■ Your task:
Each line shown below should be copied exactly.
★ ★ ★ ★ ★ ★ ★
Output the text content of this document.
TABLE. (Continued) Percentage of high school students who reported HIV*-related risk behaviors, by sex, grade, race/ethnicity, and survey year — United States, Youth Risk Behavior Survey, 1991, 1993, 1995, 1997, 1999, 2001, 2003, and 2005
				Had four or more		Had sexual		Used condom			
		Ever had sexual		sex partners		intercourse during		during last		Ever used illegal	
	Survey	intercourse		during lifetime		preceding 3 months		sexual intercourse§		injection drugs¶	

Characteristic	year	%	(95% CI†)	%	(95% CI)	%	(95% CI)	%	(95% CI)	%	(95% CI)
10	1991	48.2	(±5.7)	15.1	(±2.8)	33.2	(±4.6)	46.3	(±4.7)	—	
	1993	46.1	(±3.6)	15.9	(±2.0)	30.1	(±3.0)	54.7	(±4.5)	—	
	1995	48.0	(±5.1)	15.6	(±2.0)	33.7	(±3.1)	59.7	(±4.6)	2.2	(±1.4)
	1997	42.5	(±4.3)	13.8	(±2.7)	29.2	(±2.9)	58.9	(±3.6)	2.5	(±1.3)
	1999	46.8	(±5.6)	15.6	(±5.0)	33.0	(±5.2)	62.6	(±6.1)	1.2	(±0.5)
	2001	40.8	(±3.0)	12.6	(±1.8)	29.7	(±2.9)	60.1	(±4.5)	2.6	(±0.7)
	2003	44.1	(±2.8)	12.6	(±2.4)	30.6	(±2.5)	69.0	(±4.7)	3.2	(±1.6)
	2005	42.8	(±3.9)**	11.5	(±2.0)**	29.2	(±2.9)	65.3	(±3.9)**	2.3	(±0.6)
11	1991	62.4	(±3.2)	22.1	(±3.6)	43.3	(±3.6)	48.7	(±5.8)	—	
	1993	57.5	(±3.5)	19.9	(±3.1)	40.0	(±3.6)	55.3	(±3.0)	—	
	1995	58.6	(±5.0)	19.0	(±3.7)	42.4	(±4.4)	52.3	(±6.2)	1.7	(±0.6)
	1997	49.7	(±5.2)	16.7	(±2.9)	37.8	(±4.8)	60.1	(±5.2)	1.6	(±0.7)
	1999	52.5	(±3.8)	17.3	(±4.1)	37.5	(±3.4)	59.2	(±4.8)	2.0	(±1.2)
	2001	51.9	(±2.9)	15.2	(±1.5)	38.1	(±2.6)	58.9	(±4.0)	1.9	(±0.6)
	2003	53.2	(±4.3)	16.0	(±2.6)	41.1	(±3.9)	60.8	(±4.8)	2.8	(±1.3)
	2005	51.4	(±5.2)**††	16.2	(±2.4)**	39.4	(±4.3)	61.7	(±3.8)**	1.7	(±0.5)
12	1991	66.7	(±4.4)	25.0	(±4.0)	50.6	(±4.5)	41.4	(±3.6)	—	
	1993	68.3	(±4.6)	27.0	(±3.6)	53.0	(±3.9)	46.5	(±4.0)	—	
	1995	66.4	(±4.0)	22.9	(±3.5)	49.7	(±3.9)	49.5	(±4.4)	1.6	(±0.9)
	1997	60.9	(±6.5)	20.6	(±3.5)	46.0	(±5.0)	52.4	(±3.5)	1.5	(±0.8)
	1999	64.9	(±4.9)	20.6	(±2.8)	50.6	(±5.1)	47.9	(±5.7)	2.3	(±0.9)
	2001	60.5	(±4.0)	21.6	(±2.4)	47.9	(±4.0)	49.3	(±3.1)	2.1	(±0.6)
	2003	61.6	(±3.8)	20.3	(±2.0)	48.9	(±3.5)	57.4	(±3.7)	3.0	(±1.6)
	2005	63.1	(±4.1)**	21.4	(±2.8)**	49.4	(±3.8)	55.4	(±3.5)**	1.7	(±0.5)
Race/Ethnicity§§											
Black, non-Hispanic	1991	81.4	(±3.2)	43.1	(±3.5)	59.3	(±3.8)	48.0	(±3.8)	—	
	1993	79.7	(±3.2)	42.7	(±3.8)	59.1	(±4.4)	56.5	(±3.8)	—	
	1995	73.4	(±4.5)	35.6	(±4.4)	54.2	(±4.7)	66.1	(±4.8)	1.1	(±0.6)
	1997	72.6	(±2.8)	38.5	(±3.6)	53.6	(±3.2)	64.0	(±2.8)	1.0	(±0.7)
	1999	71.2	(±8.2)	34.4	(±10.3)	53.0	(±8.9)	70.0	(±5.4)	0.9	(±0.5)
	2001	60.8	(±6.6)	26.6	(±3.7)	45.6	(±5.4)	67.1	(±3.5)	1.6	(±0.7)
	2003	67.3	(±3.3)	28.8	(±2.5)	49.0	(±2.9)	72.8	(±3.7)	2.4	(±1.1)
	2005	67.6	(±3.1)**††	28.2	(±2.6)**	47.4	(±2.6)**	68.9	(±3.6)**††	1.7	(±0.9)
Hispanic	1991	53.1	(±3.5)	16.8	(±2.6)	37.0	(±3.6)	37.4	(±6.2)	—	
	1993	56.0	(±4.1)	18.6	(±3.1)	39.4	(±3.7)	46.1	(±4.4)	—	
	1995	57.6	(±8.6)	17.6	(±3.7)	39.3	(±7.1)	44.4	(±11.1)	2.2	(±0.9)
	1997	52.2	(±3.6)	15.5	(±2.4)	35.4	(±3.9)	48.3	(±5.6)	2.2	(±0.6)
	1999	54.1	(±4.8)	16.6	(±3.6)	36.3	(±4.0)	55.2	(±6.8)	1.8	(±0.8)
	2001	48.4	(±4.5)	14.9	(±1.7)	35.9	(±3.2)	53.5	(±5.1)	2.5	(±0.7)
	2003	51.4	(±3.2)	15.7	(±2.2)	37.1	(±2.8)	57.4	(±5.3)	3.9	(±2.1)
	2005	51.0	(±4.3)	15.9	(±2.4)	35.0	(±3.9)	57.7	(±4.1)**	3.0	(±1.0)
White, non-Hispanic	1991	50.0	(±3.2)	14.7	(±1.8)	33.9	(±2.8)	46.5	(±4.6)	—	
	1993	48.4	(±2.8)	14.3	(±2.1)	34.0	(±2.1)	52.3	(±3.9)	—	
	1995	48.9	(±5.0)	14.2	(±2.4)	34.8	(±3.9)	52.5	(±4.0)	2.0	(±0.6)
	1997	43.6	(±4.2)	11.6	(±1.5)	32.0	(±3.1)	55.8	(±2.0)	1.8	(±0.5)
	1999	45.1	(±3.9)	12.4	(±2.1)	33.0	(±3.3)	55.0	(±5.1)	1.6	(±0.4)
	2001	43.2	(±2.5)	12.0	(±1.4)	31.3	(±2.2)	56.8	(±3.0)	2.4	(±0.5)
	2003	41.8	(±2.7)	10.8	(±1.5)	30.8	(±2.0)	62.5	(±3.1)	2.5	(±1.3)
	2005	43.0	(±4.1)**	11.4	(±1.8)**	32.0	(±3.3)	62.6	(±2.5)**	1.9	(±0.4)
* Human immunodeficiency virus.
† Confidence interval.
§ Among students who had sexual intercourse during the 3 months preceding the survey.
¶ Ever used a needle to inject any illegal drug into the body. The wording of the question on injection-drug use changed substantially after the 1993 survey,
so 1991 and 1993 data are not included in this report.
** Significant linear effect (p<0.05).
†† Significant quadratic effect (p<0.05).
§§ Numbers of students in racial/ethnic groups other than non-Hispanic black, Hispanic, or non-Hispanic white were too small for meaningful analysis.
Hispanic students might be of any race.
★ ★ ★ ★ ★ ★ ★
■ Problem solution:
Output the text content of this document.
TABLE. (Continued) Percentage of high school students who reported HIV*-related risk behaviors, by sex, grade, race/ethnicity, and survey year — United States, Youth Risk Behavior Survey, 1991, 1993, 1995, 1997, 1999, 2001, 2003, and 2005
				Had four or more		Had sexual		Used condom			
		Ever had sexual		sex partners		intercourse during		during last		Ever used illegal	
	Survey	intercourse		during lifetime		preceding 3 months		sexual intercourse§		injection drugs¶	

Characteristic	year	%	(95% CI†)	%	(95% CI)	%	(95% CI)	%	(95% CI)	%	(95% CI)
10	1991	48.2	(±5.7)	15.1	(±2.8)	33.2	(±4.6)	46.3	(±4.7)	—	
	1993	46.1	(±3.6)	15.9	(±2.0)	30.1	(±3.0)	54.7	(±4.5)	—	
	1995	48.0	(±5.1)	15.6	(±2.0)	33.7	(±3.1)	59.7	(±4.6)	2.2	(±1.4)
	1997	42.5	(±4.3)	13.8	(±2.7)	29.2	(±2.9)	58.9	(±3.6)	2.5	(±1.3)
	1999	46.8	(±5.6)	15.6	(±5.0)	33.0	(±5.2)	62.6	(±6.1)	1.2	(±0.5)
	2001	40.8	(±3.0)	12.6	(±1.8)	29.7	(±2.9)	60.1	(±4.5)	2.6	(±0.7)
	2003	44.1	(±2.8)	12.6	(±2.4)	30.6	(±2.5)	69.0	(±4.7)	3.2	(±1.6)
	2005	42.8	(±3.9)**	11.5	(±2.0)**	29.2	(±2.9)	65.3	(±3.9)**	2.3	(±0.6)
11	1991	62.4	(±3.2)	22.1	(±3.6)	43.3	(±3.6)	48.7	(±5.8)	—	
	1993	57.5	(±3.5)	19.9	(±3.1)	40.0	(±3.6)	55.3	(±3.0)	—	
	1995	58.6	(±5.0)	19.0	(±3.7)	42.4	(±4.4)	52.3	(±6.2)	1.7	(±0.6)
	1997	49.7	(±5.2)	16.7	(±2.9)	37.8	(±4.8)	60.1	(±5.2)	1.6	(±0.7)
	1999	52.5	(±3.8)	17.3	(±4.1)	37.5	(±3.4)	59.2	(±4.8)	2.0	(±1.2)
	2001	51.9	(±2.9)	15.2	(±1.5)	38.1	(±2.6)	58.9	(±4.0)	1.9	(±0.6)
	2003	53.2	(±4.3)	16.0	(±2.6)	41.1	(±3.9)	60.8	(±4.8)	2.8	(±1.3)
	2005	51.4	(±5.2)**††	16.2	(±2.4)**	39.4	(±4.3)	61.7	(±3.8)**	1.7	(±0.5)
12	1991	66.7	(±4.4)	25.0	(±4.0)	50.6	(±4.5)	41.4	(±3.6)	—	
	1993	68.3	(±4.6)	27.0	(±3.6)	53.0	(±3.9)	46.5	(±4.0)	—	
	1995	66.4	(±4.0)	22.9	(±3.5)	49.7	(±3.9)	49.5	(±4.4)	1.6	(±0.9)
	1997	60.9	(±6.5)	20.6	(±3.5)	46.0	(±5.0)	52.4	(±3.5)	1.5	(±0.8)
	1999	64.9	(±4.9)	20.6	(±2.8)	50.6	(±5.1)	47.9	(±5.7)	2.3	(±0.9)
	2001	60.5	(±4.0)	21.6	(±2.4)	47.9	(±4.0)	49.3	(±3.1)	2.1	(±0.6)
	2003	61.6	(±3.8)	20.3	(±2.0)	48.9	(±3.5)	57.4	(±3.7)	3.0	(±1.6)
	2005	63.1	(±4.1)**	21.4	(±2.8)**	49.4	(±3.8)	55.4	(±3.5)**	1.7	(±0.5)
Race/Ethnicity§§											
Black, non-Hispanic	1991	81.4	(±3.2)	43.1	(±3.5)	59.3	(±3.8)	48.0	(±3.8)	—	
	1993	79.7	(±3.2)	42.7	(±3.8)	59.1	(±4.4)	56.5	(±3.8)	—	
	1995	73.4	(±4.5)	35.6	(±4.4)	54.2	(±4.7)	66.1	(±4.8)	1.1	(±0.6)
	1997	72.6	(±2.8)	38.5	(±3.6)	53.6	(±3.2)	64.0	(±2.8)	1.0	(±0.7)
	1999	71.2	(±8.2)	34.4	(±10.3)	53.0	(±8.9)	70.0	(±5.4)	0.9	(±0.5)
	2001	60.8	(±6.6)	26.6	(±3.7)	45.6	(±5.4)	67.1	(±3.5)	1.6	(±0.7)
	2003	67.3	(±3.3)	28.8	(±2.5)	49.0	(±2.9)	72.8	(±3.7)	2.4	(±1.1)
	2005	67.6	(±3.1)**††	28.2	(±2.6)**	47.4	(±2.6)**	68.9	(±3.6)**††	1.7	(±0.9)
Hispanic	1991	53.1	(±3.5)	16.8	(±2.6)	37.0	(±3.6)	37.4	(±6.2)	—	
	1993	56.0	(±4.1)	18.6	(±3.1)	39.4	(±3.7)	46.1	(±4.4)	—	
	1995	57.6	(±8.6)	17.6	(±3.7)	39.3	(±7.1)	44.4	(±11.1)	2.2	(±0.9)
	1997	52.2	(±3.6)	15.5	(±2.4)	35.4	(±3.9)	48.3	(±5.6)	2.2	(±0.6)
	1999	54.1	(±4.8)	16.6	(±3.6)	36.3	(±4.0)	55.2	(±6.8)	1.8	(±0.8)
	2001	48.4	(±4.5)	14.9	(±1.7)	35.9	(±3.2)	53.5	(±5.1)	2.5	(±0.7)
	2003	51.4	(±3.2)	15.7	(±2.2)	37.1	(±2.8)	57.4	(±5.3)	3.9	(±2.1)
	2005	51.0	(±4.3)	15.9	(±2.4)	35.0	(±3.9)	57.7	(±4.1)**	3.0	(±1.0)
White, non-Hispanic	1991	50.0	(±3.2)	14.7	(±1.8)	33.9	(±2.8)	46.5	(±4.6)	—	
	1993	48.4	(±2.8)	14.3	(±2.1)	34.0	(±2.1)	52.3	(±3.9)	—	
	1995	48.9	(±5.0)	14.2	(±2.4)	34.8	(±3.9)	52.5	(±4.0)	2.0	(±0.6)
	1997	43.6	(±4.2)	11.6	(±1.5)	32.0	(±3.1)	55.8	(±2.0)	1.8	(±0.5)
	1999	45.1	(±3.9)	12.4	(±2.1)	33.0	(±3.3)	55.0	(±5.1)	1.6	(±0.4)
	2001	43.2	(±2.5)	12.0	(±1.4)	31.3	(±2.2)	56.8	(±3.0)	2.4	(±0.5)
	2003	41.8	(±2.7)	10.8	(±1.5)	30.8	(±2.0)	62.5	(±3.1)	2.5	(±1.3)
	2005	43.0	(±4.1)**	11.4	(±1.8)**	32.0	(±3.3)	62.6	(±2.5)**	1.9	(±0.4)
* Human immunodeficiency virus.
† Confidence interval.
§ Among students who had sexual intercourse during the 3 months preceding the survey.
¶ Ever used a needle to inject any illegal drug into the body. The wording of the question on injection-drug use changed substantially after the 1993 survey,
so 1991 and 1993 data are not included in this report.
** Significant linear effect (p<0.05).
†† Significant quadratic effect (p<0.05).
§§ Numbers of students in racial/ethnic groups other than non-Hispanic black, Hispanic, or non-Hispanic white were too small for meaningful analysis.
Hispanic students might be of any race.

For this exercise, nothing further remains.